Requirement: Scan the listing and work out how many lines contain the word "screenshot". Nothing but the number should be given.

Dataset records
○ ○ ○
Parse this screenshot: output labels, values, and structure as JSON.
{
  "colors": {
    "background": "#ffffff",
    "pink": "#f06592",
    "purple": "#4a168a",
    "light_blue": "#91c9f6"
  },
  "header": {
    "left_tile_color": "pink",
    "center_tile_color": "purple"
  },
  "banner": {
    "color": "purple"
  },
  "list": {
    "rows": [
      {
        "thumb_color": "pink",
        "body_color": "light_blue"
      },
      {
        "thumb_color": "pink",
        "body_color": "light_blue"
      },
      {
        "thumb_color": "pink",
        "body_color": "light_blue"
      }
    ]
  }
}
○ ○ ○
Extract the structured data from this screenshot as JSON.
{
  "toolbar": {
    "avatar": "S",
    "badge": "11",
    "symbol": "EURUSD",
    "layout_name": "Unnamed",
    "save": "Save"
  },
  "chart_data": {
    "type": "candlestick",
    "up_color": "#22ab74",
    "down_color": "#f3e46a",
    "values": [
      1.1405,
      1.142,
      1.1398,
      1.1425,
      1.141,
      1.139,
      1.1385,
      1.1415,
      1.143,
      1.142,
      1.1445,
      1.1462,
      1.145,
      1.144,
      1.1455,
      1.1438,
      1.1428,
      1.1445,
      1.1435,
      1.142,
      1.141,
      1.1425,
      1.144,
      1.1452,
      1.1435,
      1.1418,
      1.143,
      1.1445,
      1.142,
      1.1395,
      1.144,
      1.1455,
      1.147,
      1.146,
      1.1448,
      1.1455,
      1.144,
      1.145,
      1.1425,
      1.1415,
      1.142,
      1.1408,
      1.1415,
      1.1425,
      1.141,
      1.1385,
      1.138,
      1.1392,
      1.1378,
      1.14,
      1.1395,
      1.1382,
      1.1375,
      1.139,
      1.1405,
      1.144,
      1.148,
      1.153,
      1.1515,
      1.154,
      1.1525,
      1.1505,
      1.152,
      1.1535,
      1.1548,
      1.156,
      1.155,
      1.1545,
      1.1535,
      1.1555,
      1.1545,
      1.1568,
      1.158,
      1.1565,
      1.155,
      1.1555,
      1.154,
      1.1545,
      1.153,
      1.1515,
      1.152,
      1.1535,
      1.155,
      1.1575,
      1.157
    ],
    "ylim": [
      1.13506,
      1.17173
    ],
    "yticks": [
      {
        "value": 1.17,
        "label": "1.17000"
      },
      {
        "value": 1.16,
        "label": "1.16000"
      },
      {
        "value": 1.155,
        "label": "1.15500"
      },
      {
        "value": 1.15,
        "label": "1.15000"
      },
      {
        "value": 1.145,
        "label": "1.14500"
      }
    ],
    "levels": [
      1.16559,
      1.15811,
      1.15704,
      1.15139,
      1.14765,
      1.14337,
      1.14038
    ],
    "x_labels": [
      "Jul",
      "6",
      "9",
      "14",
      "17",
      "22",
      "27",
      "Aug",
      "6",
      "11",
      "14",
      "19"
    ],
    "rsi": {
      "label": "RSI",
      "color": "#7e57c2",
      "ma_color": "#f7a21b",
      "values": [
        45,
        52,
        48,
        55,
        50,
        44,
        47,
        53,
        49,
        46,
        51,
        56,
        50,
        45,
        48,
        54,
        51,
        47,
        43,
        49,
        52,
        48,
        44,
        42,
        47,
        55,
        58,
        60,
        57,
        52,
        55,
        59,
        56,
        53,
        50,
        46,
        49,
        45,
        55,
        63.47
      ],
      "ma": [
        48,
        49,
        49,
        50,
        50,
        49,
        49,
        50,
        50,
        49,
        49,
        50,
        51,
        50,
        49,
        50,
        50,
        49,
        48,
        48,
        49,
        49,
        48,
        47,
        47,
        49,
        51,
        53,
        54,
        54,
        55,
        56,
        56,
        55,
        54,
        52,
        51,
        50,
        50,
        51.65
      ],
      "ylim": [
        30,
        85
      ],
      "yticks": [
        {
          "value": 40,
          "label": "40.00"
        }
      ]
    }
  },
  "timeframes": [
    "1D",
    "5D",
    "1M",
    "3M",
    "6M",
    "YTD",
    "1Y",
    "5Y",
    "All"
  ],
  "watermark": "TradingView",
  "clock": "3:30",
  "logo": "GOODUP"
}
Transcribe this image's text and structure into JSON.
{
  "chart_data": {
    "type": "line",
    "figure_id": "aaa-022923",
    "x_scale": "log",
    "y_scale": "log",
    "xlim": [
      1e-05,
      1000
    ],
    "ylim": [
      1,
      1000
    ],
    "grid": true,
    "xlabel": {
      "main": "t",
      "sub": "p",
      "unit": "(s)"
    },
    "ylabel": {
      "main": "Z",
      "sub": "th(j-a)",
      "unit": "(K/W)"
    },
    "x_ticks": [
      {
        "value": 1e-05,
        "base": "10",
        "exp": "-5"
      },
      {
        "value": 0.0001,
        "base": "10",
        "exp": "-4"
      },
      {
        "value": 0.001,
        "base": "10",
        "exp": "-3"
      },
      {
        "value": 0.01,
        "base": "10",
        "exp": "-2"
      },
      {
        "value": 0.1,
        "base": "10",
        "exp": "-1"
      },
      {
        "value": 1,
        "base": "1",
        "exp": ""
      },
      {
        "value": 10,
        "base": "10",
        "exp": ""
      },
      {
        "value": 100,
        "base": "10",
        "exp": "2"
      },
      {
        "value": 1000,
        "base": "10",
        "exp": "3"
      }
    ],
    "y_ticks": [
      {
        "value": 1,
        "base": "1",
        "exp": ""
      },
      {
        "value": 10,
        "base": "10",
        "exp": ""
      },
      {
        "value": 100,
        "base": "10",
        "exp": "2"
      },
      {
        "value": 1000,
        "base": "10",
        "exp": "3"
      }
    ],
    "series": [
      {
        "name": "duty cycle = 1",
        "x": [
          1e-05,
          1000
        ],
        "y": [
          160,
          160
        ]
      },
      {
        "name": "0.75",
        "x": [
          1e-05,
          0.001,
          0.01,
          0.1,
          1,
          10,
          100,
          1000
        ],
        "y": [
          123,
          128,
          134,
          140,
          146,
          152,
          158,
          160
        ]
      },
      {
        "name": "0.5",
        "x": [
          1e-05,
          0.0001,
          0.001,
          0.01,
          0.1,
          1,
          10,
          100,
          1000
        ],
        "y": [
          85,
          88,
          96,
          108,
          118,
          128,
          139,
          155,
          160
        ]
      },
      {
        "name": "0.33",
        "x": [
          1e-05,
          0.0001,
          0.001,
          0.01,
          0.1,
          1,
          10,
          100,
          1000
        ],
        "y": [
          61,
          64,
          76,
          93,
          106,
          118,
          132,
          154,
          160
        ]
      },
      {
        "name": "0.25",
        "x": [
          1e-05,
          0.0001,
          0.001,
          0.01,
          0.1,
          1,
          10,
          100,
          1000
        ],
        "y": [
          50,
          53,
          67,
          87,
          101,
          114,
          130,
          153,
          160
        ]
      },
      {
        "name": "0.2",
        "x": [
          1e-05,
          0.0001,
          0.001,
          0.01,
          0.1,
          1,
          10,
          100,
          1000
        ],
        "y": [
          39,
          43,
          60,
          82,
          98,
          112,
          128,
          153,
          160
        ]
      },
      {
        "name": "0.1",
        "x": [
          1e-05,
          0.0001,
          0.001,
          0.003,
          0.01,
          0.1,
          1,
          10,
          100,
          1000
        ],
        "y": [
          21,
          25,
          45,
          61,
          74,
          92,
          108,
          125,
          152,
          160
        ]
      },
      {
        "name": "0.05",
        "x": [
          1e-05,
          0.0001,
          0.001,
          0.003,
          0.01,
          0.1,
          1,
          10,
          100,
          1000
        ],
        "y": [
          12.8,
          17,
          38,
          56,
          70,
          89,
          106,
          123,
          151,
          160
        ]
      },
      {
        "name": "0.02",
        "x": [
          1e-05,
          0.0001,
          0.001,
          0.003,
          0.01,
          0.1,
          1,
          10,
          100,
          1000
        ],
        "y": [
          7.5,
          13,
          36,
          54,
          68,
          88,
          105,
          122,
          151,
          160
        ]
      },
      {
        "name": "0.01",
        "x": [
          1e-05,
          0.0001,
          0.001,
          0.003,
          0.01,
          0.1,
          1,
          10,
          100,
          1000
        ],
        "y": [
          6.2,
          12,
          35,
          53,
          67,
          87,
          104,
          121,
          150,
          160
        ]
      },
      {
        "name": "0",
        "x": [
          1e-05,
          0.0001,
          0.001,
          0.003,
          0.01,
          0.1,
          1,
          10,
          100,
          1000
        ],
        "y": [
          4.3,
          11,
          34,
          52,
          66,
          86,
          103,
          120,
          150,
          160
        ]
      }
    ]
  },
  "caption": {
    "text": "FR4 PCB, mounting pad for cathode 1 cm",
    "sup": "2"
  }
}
○ ○ ○
Response to this exercise: 2